[Figure collection entries]
-- begin --

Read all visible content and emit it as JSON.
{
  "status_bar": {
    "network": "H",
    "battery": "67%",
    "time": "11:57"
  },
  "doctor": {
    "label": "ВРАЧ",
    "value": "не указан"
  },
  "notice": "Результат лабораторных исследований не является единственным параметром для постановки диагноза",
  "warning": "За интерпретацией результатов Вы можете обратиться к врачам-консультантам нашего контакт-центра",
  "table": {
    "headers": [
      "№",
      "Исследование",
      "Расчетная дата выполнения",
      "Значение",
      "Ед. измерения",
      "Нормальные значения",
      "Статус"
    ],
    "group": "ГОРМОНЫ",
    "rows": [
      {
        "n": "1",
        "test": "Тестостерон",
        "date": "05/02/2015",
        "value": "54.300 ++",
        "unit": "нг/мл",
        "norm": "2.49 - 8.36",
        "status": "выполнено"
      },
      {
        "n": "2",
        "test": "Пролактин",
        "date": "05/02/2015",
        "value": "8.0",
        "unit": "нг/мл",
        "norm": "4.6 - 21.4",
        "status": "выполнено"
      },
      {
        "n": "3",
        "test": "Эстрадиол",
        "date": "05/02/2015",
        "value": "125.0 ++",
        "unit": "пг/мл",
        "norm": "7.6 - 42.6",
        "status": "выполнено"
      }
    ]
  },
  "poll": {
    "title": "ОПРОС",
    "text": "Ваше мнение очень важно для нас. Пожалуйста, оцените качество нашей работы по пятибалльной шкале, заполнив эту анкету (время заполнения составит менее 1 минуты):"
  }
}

-- end --
-- begin --

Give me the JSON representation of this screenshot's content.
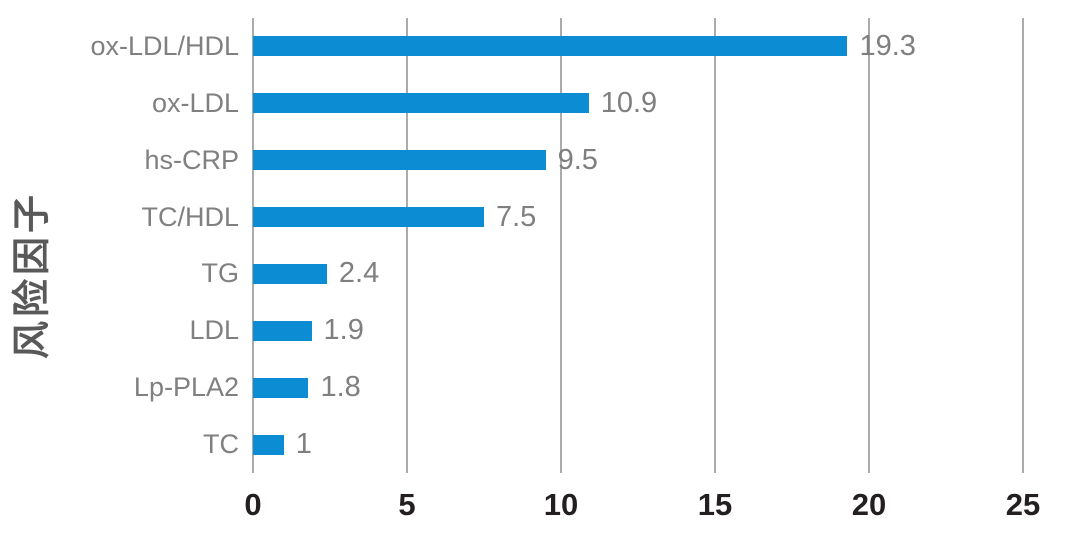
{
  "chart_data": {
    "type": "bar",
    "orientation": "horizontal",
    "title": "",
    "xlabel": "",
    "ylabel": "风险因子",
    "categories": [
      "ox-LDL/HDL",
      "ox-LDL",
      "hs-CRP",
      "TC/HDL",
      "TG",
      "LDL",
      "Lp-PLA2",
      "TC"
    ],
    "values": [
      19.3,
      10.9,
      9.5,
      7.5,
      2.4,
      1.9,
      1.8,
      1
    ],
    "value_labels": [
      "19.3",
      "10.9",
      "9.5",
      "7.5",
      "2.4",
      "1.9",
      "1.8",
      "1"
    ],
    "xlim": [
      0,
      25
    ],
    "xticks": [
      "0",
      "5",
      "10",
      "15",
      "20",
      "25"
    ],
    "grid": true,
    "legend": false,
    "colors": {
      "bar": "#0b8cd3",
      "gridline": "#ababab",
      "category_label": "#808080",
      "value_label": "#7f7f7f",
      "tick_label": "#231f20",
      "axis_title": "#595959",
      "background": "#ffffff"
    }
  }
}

-- end --

Using the data above, copy each line that contains "test".

**PROBLEM SOLUTION**
        "test": "Тестостерон",
        "test": "Пролактин",
        "test": "Эстрадиол",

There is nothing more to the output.